» **PROVIDED RECORDS**
═══

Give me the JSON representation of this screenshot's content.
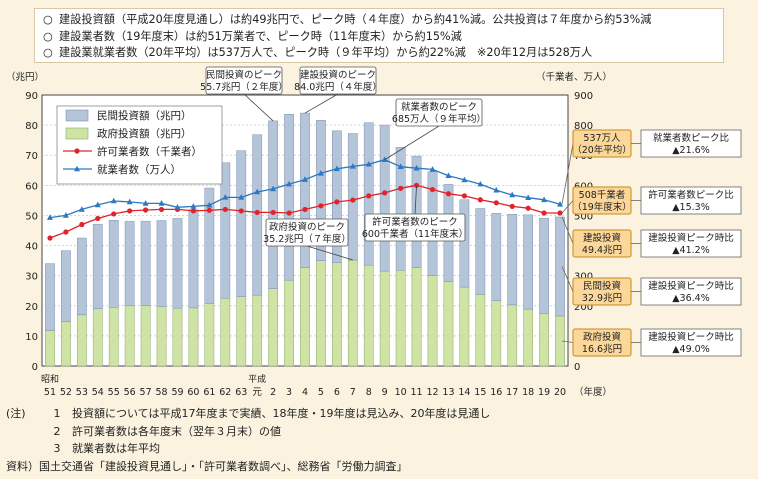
{
  "summary": [
    "建設投資額（平成20年度見通し）は約49兆円で、ピーク時（４年度）から約41%減。公共投資は７年度から約53%減",
    "建設業者数（19年度末）は約51万業者で、ピーク時（11年度末）から約15%減",
    "建設業就業者数（20年平均）は537万人で、ピーク時（９年平均）から約22%減　※20年12月は528万人"
  ],
  "summary_bullet": "○",
  "notes": {
    "prefix": "(注)",
    "items": [
      {
        "num": "1",
        "text": "投資額については平成17年度まで実績、18年度・19年度は見込み、20年度は見通し"
      },
      {
        "num": "2",
        "text": "許可業者数は各年度末（翌年３月末）の値"
      },
      {
        "num": "3",
        "text": "就業者数は年平均"
      }
    ],
    "source": "資料）国土交通省「建設投資見通し」・「許可業者数調べ」、総務省「労働力調査」"
  },
  "chart_data": {
    "type": "bar",
    "left_axis_unit": "（兆円）",
    "right_axis_unit": "（千業者、万人）",
    "x_axis_unit": "（年度）",
    "era_labels": {
      "showa": "昭和",
      "heisei": "平成"
    },
    "categories": [
      "51",
      "52",
      "53",
      "54",
      "55",
      "56",
      "57",
      "58",
      "59",
      "60",
      "61",
      "62",
      "63",
      "元",
      "2",
      "3",
      "4",
      "5",
      "6",
      "7",
      "8",
      "9",
      "10",
      "11",
      "12",
      "13",
      "14",
      "15",
      "16",
      "17",
      "18",
      "19",
      "20"
    ],
    "left_ticks": [
      0,
      10,
      20,
      30,
      40,
      50,
      60,
      70,
      80,
      90
    ],
    "right_ticks": [
      0,
      100,
      200,
      300,
      400,
      500,
      600,
      700,
      800,
      900
    ],
    "ylim_left": [
      0,
      90
    ],
    "ylim_right": [
      0,
      900
    ],
    "colors": {
      "private": "#b4c4d9",
      "government": "#cfe3a5",
      "licensed": "#e0242b",
      "employed": "#2e78c2",
      "callout_fill": "#fbd79a",
      "callout_border": "#c78a1e"
    },
    "series": [
      {
        "name": "民間投資額（兆円）",
        "kind": "stack_top",
        "axis": "left",
        "values": [
          22.2,
          23.5,
          25.5,
          28.1,
          28.9,
          28.0,
          28.0,
          28.5,
          29.8,
          32.6,
          38.3,
          45.0,
          48.5,
          53.3,
          55.7,
          55.1,
          51.3,
          46.6,
          43.8,
          42.0,
          47.3,
          48.5,
          40.8,
          37.0,
          34.5,
          32.3,
          29.0,
          28.5,
          29.0,
          30.1,
          31.3,
          31.6,
          32.9
        ]
      },
      {
        "name": "政府投資額（兆円）",
        "kind": "stack_base",
        "axis": "left",
        "values": [
          11.8,
          14.8,
          17.0,
          19.0,
          19.5,
          20.0,
          20.1,
          19.8,
          19.2,
          19.3,
          20.8,
          22.5,
          23.0,
          23.5,
          25.7,
          28.5,
          32.7,
          35.0,
          34.3,
          35.2,
          33.5,
          31.5,
          31.8,
          32.7,
          30.0,
          28.0,
          26.2,
          23.8,
          21.7,
          20.3,
          18.9,
          17.5,
          16.6
        ]
      },
      {
        "name": "許可業者数（千業者）",
        "kind": "line",
        "marker": "circle",
        "axis": "right",
        "values": [
          425,
          445,
          470,
          490,
          505,
          515,
          518,
          520,
          520,
          515,
          517,
          520,
          515,
          510,
          510,
          508,
          520,
          532,
          545,
          551,
          565,
          575,
          590,
          600,
          586,
          572,
          565,
          552,
          542,
          530,
          524,
          508,
          508
        ]
      },
      {
        "name": "就業者数（万人）",
        "kind": "line",
        "marker": "triangle",
        "axis": "right",
        "values": [
          493,
          500,
          520,
          535,
          548,
          545,
          540,
          540,
          527,
          530,
          534,
          560,
          560,
          578,
          588,
          604,
          619,
          640,
          655,
          663,
          670,
          685,
          662,
          657,
          653,
          632,
          618,
          604,
          584,
          568,
          559,
          552,
          537
        ]
      }
    ],
    "legend": [
      "民間投資額（兆円）",
      "政府投資額（兆円）",
      "許可業者数（千業者）",
      "就業者数（万人）"
    ],
    "peak_annotations": [
      {
        "lines": [
          "民間投資のピーク",
          "55.7兆円（２年度）"
        ]
      },
      {
        "lines": [
          "建設投資のピーク",
          "84.0兆円（４年度）"
        ]
      },
      {
        "lines": [
          "就業者数のピーク",
          "685万人（９年平均）"
        ]
      },
      {
        "lines": [
          "政府投資のピーク",
          "35.2兆円（７年度）"
        ]
      },
      {
        "lines": [
          "許可業者数のピーク",
          "600千業者（11年度末）"
        ]
      }
    ],
    "right_callouts": [
      {
        "label": [
          "537万人",
          "（20年平均）"
        ],
        "comparison": [
          "就業者数ピーク比",
          "▲21.6%"
        ]
      },
      {
        "label": [
          "508千業者",
          "（19年度末）"
        ],
        "comparison": [
          "許可業者数ピーク比",
          "▲15.3%"
        ]
      },
      {
        "label": [
          "建設投資",
          "49.4兆円"
        ],
        "comparison": [
          "建設投資ピーク時比",
          "▲41.2%"
        ]
      },
      {
        "label": [
          "民間投資",
          "32.9兆円"
        ],
        "comparison": [
          "建設投資ピーク時比",
          "▲36.4%"
        ]
      },
      {
        "label": [
          "政府投資",
          "16.6兆円"
        ],
        "comparison": [
          "建設投資ピーク時比",
          "▲49.0%"
        ]
      }
    ]
  }
}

═══

» **WHAT IS BEING ASKED**
Print all of the records shown above exactly, leaving out each picture.

» **SOLUTION TO THIS TASK**
Give me the JSON representation of this screenshot's content.
{
  "summary": [
    "建設投資額（平成20年度見通し）は約49兆円で、ピーク時（４年度）から約41%減。公共投資は７年度から約53%減",
    "建設業者数（19年度末）は約51万業者で、ピーク時（11年度末）から約15%減",
    "建設業就業者数（20年平均）は537万人で、ピーク時（９年平均）から約22%減　※20年12月は528万人"
  ],
  "summary_bullet": "○",
  "notes": {
    "prefix": "(注)",
    "items": [
      {
        "num": "1",
        "text": "投資額については平成17年度まで実績、18年度・19年度は見込み、20年度は見通し"
      },
      {
        "num": "2",
        "text": "許可業者数は各年度末（翌年３月末）の値"
      },
      {
        "num": "3",
        "text": "就業者数は年平均"
      }
    ],
    "source": "資料）国土交通省「建設投資見通し」・「許可業者数調べ」、総務省「労働力調査」"
  },
  "chart_data": {
    "type": "bar",
    "left_axis_unit": "（兆円）",
    "right_axis_unit": "（千業者、万人）",
    "x_axis_unit": "（年度）",
    "era_labels": {
      "showa": "昭和",
      "heisei": "平成"
    },
    "categories": [
      "51",
      "52",
      "53",
      "54",
      "55",
      "56",
      "57",
      "58",
      "59",
      "60",
      "61",
      "62",
      "63",
      "元",
      "2",
      "3",
      "4",
      "5",
      "6",
      "7",
      "8",
      "9",
      "10",
      "11",
      "12",
      "13",
      "14",
      "15",
      "16",
      "17",
      "18",
      "19",
      "20"
    ],
    "left_ticks": [
      0,
      10,
      20,
      30,
      40,
      50,
      60,
      70,
      80,
      90
    ],
    "right_ticks": [
      0,
      100,
      200,
      300,
      400,
      500,
      600,
      700,
      800,
      900
    ],
    "ylim_left": [
      0,
      90
    ],
    "ylim_right": [
      0,
      900
    ],
    "colors": {
      "private": "#b4c4d9",
      "government": "#cfe3a5",
      "licensed": "#e0242b",
      "employed": "#2e78c2",
      "callout_fill": "#fbd79a",
      "callout_border": "#c78a1e"
    },
    "series": [
      {
        "name": "民間投資額（兆円）",
        "kind": "stack_top",
        "axis": "left",
        "values": [
          22.2,
          23.5,
          25.5,
          28.1,
          28.9,
          28.0,
          28.0,
          28.5,
          29.8,
          32.6,
          38.3,
          45.0,
          48.5,
          53.3,
          55.7,
          55.1,
          51.3,
          46.6,
          43.8,
          42.0,
          47.3,
          48.5,
          40.8,
          37.0,
          34.5,
          32.3,
          29.0,
          28.5,
          29.0,
          30.1,
          31.3,
          31.6,
          32.9
        ]
      },
      {
        "name": "政府投資額（兆円）",
        "kind": "stack_base",
        "axis": "left",
        "values": [
          11.8,
          14.8,
          17.0,
          19.0,
          19.5,
          20.0,
          20.1,
          19.8,
          19.2,
          19.3,
          20.8,
          22.5,
          23.0,
          23.5,
          25.7,
          28.5,
          32.7,
          35.0,
          34.3,
          35.2,
          33.5,
          31.5,
          31.8,
          32.7,
          30.0,
          28.0,
          26.2,
          23.8,
          21.7,
          20.3,
          18.9,
          17.5,
          16.6
        ]
      },
      {
        "name": "許可業者数（千業者）",
        "kind": "line",
        "marker": "circle",
        "axis": "right",
        "values": [
          425,
          445,
          470,
          490,
          505,
          515,
          518,
          520,
          520,
          515,
          517,
          520,
          515,
          510,
          510,
          508,
          520,
          532,
          545,
          551,
          565,
          575,
          590,
          600,
          586,
          572,
          565,
          552,
          542,
          530,
          524,
          508,
          508
        ]
      },
      {
        "name": "就業者数（万人）",
        "kind": "line",
        "marker": "triangle",
        "axis": "right",
        "values": [
          493,
          500,
          520,
          535,
          548,
          545,
          540,
          540,
          527,
          530,
          534,
          560,
          560,
          578,
          588,
          604,
          619,
          640,
          655,
          663,
          670,
          685,
          662,
          657,
          653,
          632,
          618,
          604,
          584,
          568,
          559,
          552,
          537
        ]
      }
    ],
    "legend": [
      "民間投資額（兆円）",
      "政府投資額（兆円）",
      "許可業者数（千業者）",
      "就業者数（万人）"
    ],
    "peak_annotations": [
      {
        "lines": [
          "民間投資のピーク",
          "55.7兆円（２年度）"
        ]
      },
      {
        "lines": [
          "建設投資のピーク",
          "84.0兆円（４年度）"
        ]
      },
      {
        "lines": [
          "就業者数のピーク",
          "685万人（９年平均）"
        ]
      },
      {
        "lines": [
          "政府投資のピーク",
          "35.2兆円（７年度）"
        ]
      },
      {
        "lines": [
          "許可業者数のピーク",
          "600千業者（11年度末）"
        ]
      }
    ],
    "right_callouts": [
      {
        "label": [
          "537万人",
          "（20年平均）"
        ],
        "comparison": [
          "就業者数ピーク比",
          "▲21.6%"
        ]
      },
      {
        "label": [
          "508千業者",
          "（19年度末）"
        ],
        "comparison": [
          "許可業者数ピーク比",
          "▲15.3%"
        ]
      },
      {
        "label": [
          "建設投資",
          "49.4兆円"
        ],
        "comparison": [
          "建設投資ピーク時比",
          "▲41.2%"
        ]
      },
      {
        "label": [
          "民間投資",
          "32.9兆円"
        ],
        "comparison": [
          "建設投資ピーク時比",
          "▲36.4%"
        ]
      },
      {
        "label": [
          "政府投資",
          "16.6兆円"
        ],
        "comparison": [
          "建設投資ピーク時比",
          "▲49.0%"
        ]
      }
    ]
  }
}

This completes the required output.